==== Data for the task
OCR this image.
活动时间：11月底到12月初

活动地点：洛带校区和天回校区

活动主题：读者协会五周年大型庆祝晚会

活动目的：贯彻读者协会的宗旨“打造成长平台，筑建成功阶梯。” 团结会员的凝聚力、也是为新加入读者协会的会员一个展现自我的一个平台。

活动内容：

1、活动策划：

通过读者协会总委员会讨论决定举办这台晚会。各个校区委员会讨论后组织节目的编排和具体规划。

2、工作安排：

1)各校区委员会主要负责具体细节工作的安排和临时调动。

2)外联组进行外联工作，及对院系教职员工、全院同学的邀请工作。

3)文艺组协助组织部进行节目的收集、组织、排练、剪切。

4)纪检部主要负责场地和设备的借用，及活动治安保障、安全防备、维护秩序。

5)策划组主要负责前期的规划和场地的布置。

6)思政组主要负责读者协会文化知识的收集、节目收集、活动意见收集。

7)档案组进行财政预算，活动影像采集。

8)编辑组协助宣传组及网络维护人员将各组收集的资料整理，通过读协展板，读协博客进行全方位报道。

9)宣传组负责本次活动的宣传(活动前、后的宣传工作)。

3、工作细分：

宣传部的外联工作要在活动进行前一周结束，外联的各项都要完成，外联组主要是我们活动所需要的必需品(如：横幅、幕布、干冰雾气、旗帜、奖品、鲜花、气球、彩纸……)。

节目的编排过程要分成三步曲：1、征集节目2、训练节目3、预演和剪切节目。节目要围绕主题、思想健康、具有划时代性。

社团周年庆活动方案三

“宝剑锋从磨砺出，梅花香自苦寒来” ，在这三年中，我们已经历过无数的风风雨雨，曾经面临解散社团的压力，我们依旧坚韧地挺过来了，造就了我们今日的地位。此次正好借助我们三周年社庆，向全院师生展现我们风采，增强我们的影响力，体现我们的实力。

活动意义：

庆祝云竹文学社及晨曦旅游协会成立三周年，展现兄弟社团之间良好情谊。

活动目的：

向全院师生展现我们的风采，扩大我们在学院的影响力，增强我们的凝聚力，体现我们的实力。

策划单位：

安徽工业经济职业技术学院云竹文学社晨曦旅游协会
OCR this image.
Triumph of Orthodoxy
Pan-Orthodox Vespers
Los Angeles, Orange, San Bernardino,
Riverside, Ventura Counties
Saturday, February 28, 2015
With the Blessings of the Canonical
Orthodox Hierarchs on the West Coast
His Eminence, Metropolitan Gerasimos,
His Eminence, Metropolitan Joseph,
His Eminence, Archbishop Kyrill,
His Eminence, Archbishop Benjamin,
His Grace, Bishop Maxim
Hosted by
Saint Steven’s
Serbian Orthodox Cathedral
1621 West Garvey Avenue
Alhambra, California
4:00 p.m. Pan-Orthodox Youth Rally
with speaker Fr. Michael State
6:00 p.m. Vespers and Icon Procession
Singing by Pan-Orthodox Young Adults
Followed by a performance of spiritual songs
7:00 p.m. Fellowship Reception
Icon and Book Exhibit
========
Restate each of the entries above verbatim.

Answer to this task
OCR this image.
活动时间：11月底到12月初

活动地点：洛带校区和天回校区

活动主题：读者协会五周年大型庆祝晚会

活动目的：贯彻读者协会的宗旨“打造成长平台，筑建成功阶梯。” 团结会员的凝聚力、也是为新加入读者协会的会员一个展现自我的一个平台。

活动内容：

1、活动策划：

通过读者协会总委员会讨论决定举办这台晚会。各个校区委员会讨论后组织节目的编排和具体规划。

2、工作安排：

1)各校区委员会主要负责具体细节工作的安排和临时调动。

2)外联组进行外联工作，及对院系教职员工、全院同学的邀请工作。

3)文艺组协助组织部进行节目的收集、组织、排练、剪切。

4)纪检部主要负责场地和设备的借用，及活动治安保障、安全防备、维护秩序。

5)策划组主要负责前期的规划和场地的布置。

6)思政组主要负责读者协会文化知识的收集、节目收集、活动意见收集。

7)档案组进行财政预算，活动影像采集。

8)编辑组协助宣传组及网络维护人员将各组收集的资料整理，通过读协展板，读协博客进行全方位报道。

9)宣传组负责本次活动的宣传(活动前、后的宣传工作)。

3、工作细分：

宣传部的外联工作要在活动进行前一周结束，外联的各项都要完成，外联组主要是我们活动所需要的必需品(如：横幅、幕布、干冰雾气、旗帜、奖品、鲜花、气球、彩纸……)。

节目的编排过程要分成三步曲：1、征集节目2、训练节目3、预演和剪切节目。节目要围绕主题、思想健康、具有划时代性。

社团周年庆活动方案三

“宝剑锋从磨砺出，梅花香自苦寒来” ，在这三年中，我们已经历过无数的风风雨雨，曾经面临解散社团的压力，我们依旧坚韧地挺过来了，造就了我们今日的地位。此次正好借助我们三周年社庆，向全院师生展现我们风采，增强我们的影响力，体现我们的实力。

活动意义：

庆祝云竹文学社及晨曦旅游协会成立三周年，展现兄弟社团之间良好情谊。

活动目的：

向全院师生展现我们的风采，扩大我们在学院的影响力，增强我们的凝聚力，体现我们的实力。

策划单位：

安徽工业经济职业技术学院云竹文学社晨曦旅游协会
OCR this image.
Triumph of Orthodoxy
Pan-Orthodox Vespers
Los Angeles, Orange, San Bernardino,
Riverside, Ventura Counties
Saturday, February 28, 2015
With the Blessings of the Canonical
Orthodox Hierarchs on the West Coast
His Eminence, Metropolitan Gerasimos,
His Eminence, Metropolitan Joseph,
His Eminence, Archbishop Kyrill,
His Eminence, Archbishop Benjamin,
His Grace, Bishop Maxim
Hosted by
Saint Steven’s
Serbian Orthodox Cathedral
1621 West Garvey Avenue
Alhambra, California
4:00 p.m. Pan-Orthodox Youth Rally
with speaker Fr. Michael State
6:00 p.m. Vespers and Icon Procession
Singing by Pan-Orthodox Young Adults
Followed by a performance of spiritual songs
7:00 p.m. Fellowship Reception
Icon and Book Exhibit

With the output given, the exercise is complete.